● **Requirements**: Check each line of the material below for "medium", then copy the ones that contain it.

---*---

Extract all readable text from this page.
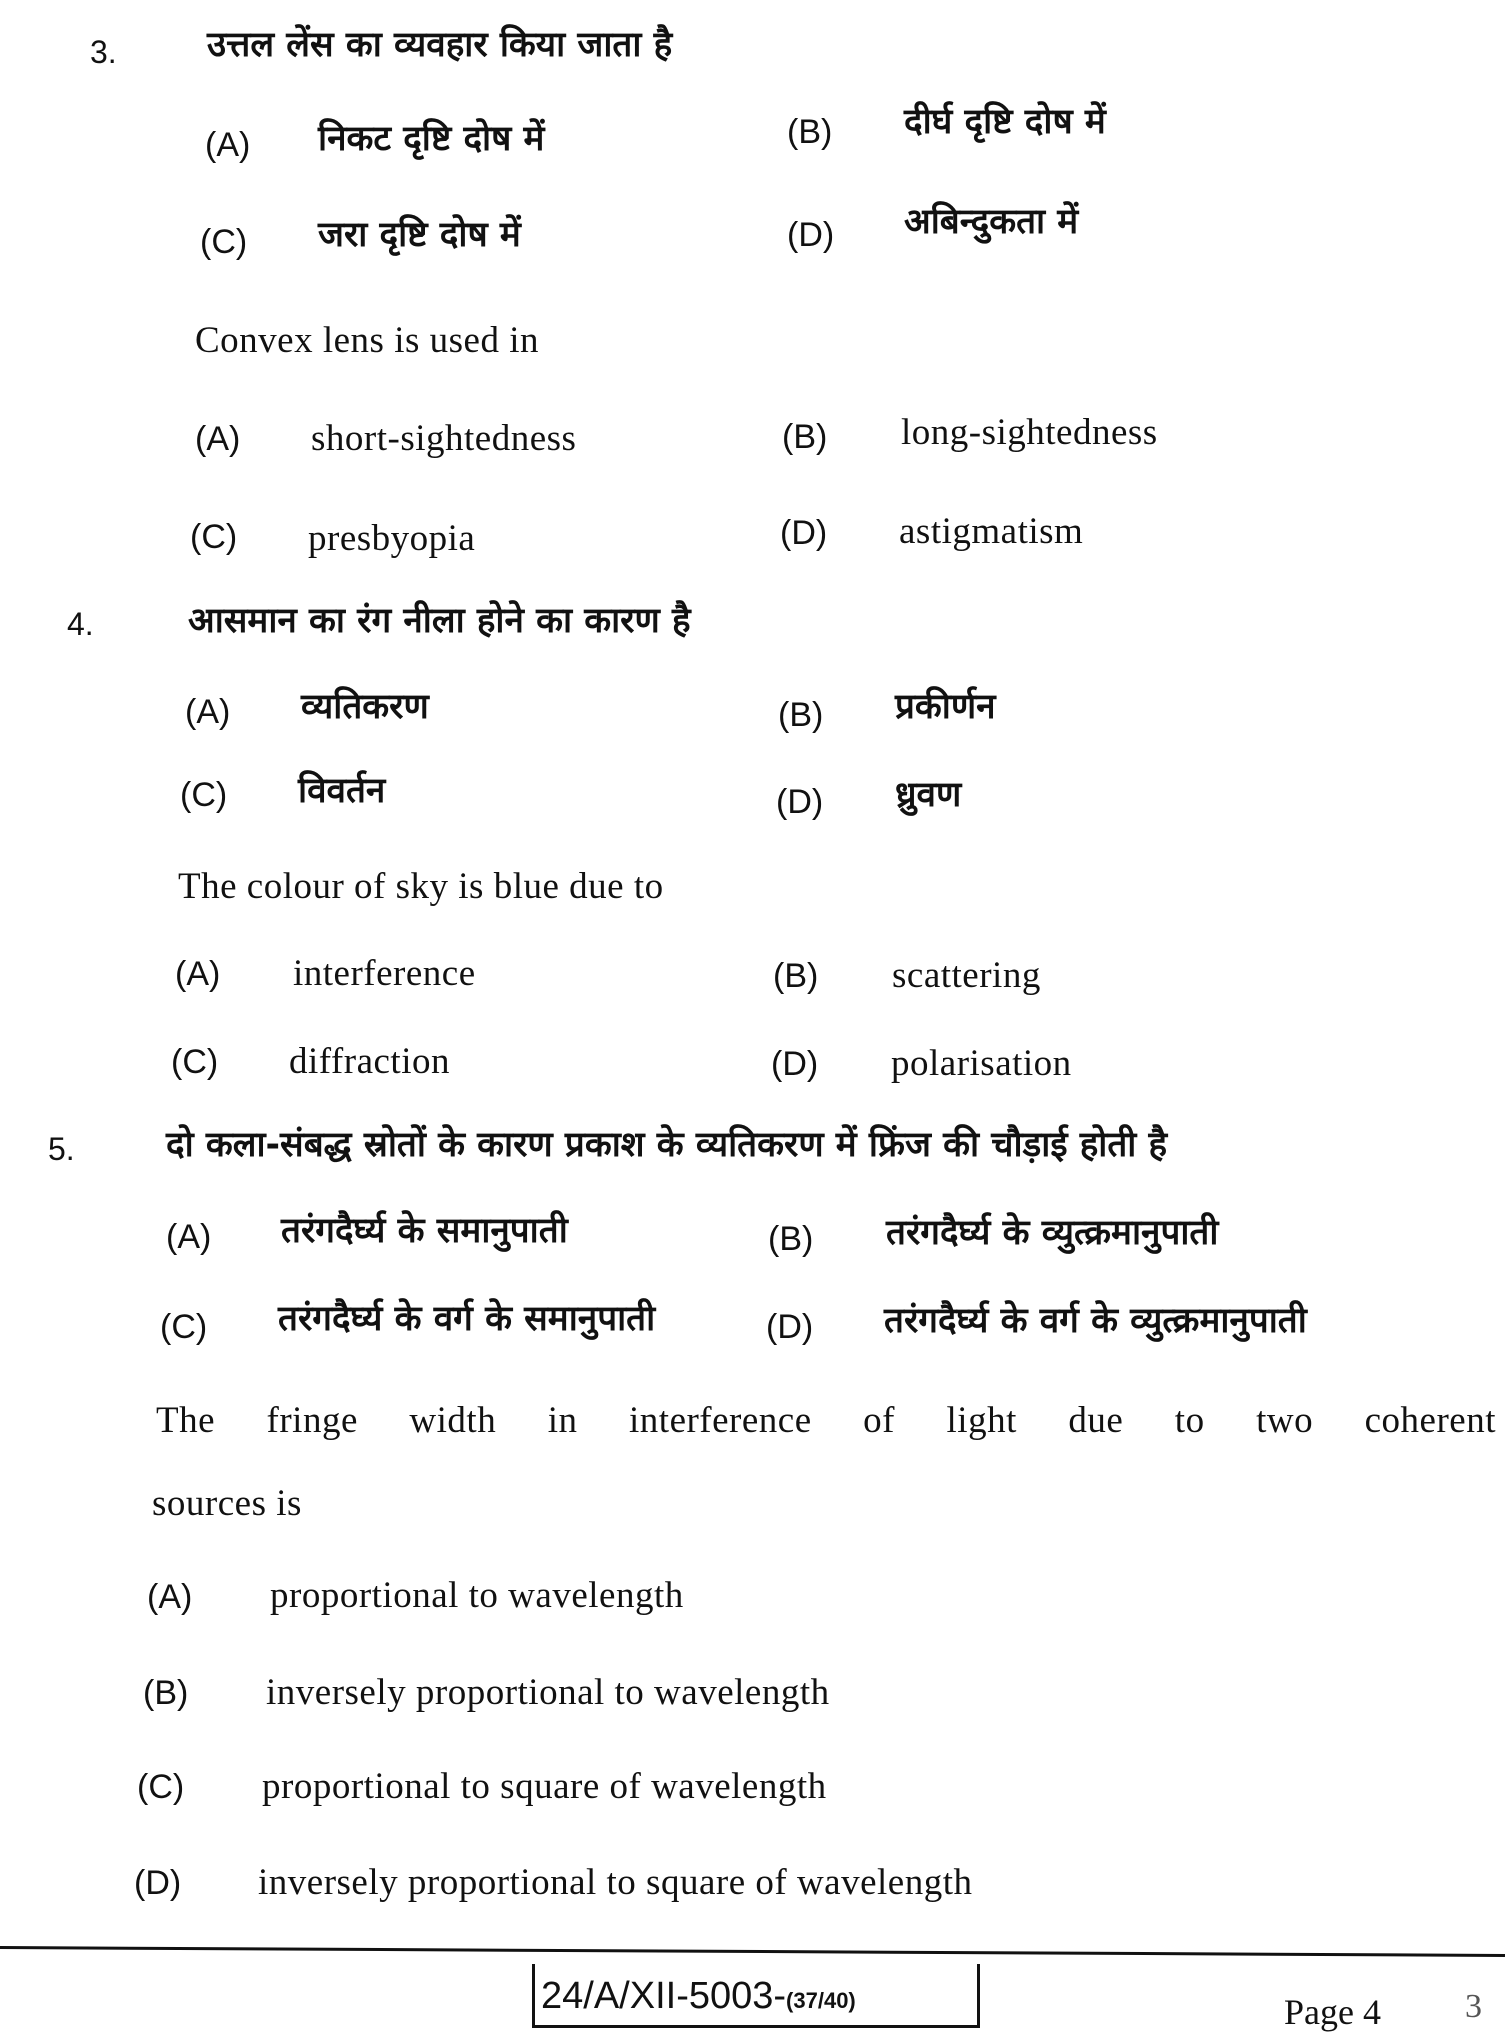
3.	उत्तल लेंस का व्यवहार किया जाता है
(A) निकट दृष्टि दोष में	(B) दीर्घ दृष्टि दोष में
(C) जरा दृष्टि दोष में	(D) अबिन्दुकता में
Convex lens is used in
(A) short-sightedness	(B) long-sightedness
(C) presbyopia	(D) astigmatism
4.	आसमान का रंग नीला होने का कारण है
(A) व्यतिकरण	(B) प्रकीर्णन
(C) विवर्तन	(D) ध्रुवण
The colour of sky is blue due to
(A) interference	(B) scattering
(C) diffraction	(D) polarisation
5.	दो कला-संबद्ध स्रोतों के कारण प्रकाश के व्यतिकरण में फ्रिंज की चौड़ाई होती है
(A) तरंगदैर्घ्य के समानुपाती	(B) तरंगदैर्घ्य के व्युत्क्रमानुपाती
(C) तरंगदैर्घ्य के वर्ग के समानुपाती	(D) तरंगदैर्घ्य के वर्ग के व्युत्क्रमानुपाती
The fringe width in interference of light due to two coherent
sources is
(A) proportional to wavelength
(B) inversely proportional to wavelength
(C) proportional to square of wavelength
(D) inversely proportional to square of wavelength
24/A/XII-5003-(37/40)	Page 4 3
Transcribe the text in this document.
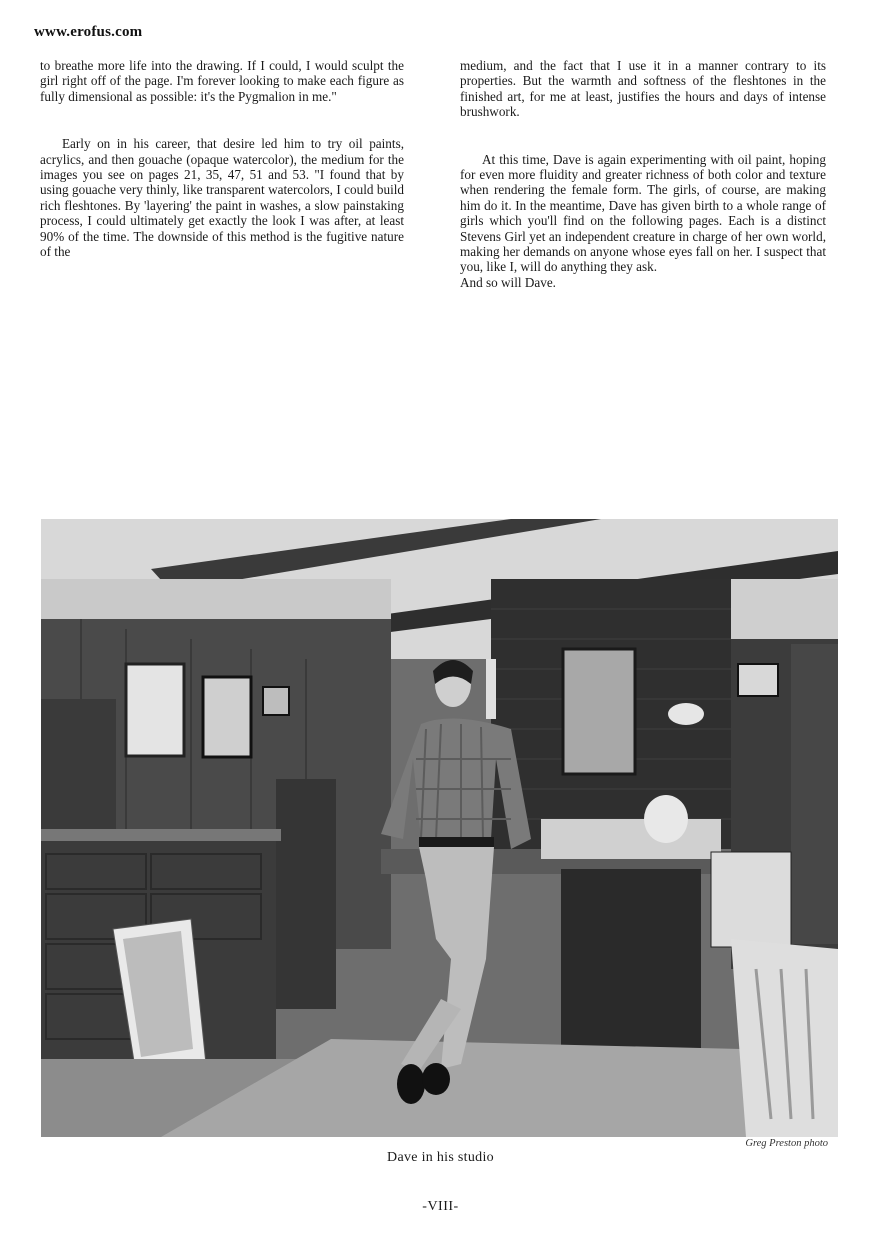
www.erofus.com

to breathe more life into the drawing. If I could, I would sculpt the girl right off of the page. I'm forever looking to make each figure as fully dimensional as possible: it's the Pygmalion in me."

Early on in his career, that desire led him to try oil paints, acrylics, and then gouache (opaque watercolor), the medium for the images you see on pages 21, 35, 47, 51 and 53. "I found that by using gouache very thinly, like transparent watercolors, I could build rich fleshtones. By 'layering' the paint in washes, a slow painstaking process, I could ultimately get exactly the look I was after, at least 90% of the time. The downside of this method is the fugitive nature of the

medium, and the fact that I use it in a manner contrary to its properties. But the warmth and softness of the fleshtones in the finished art, for me at least, justifies the hours and days of intense brushwork.

At this time, Dave is again experimenting with oil paint, hoping for even more fluidity and greater richness of both color and texture when rendering the female form. The girls, of course, are making him do it. In the meantime, Dave has given birth to a whole range of girls which you'll find on the following pages. Each is a distinct Stevens Girl yet an independent creature in charge of her own world, making her demands on anyone whose eyes fall on her. I suspect that you, like I, will do anything they ask.

And so will Dave.

Greg Preston photo
Dave in his studio
-VIII-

---*---

● **Written solution**:
Early on in his career, that desire led him to try oil paints, acrylics, and then gouache (opaque watercolor), the medium for the images you see on pages 21, 35, 47, 51 and 53. "I found that by using gouache very thinly, like transparent watercolors, I could build rich fleshtones. By 'layering' the paint in washes, a slow painstaking process, I could ultimately get exactly the look I was after, at least 90% of the time. The downside of this method is the fugitive nature of the
medium, and the fact that I use it in a manner contrary to its properties. But the warmth and softness of the fleshtones in the finished art, for me at least, justifies the hours and days of intense brushwork.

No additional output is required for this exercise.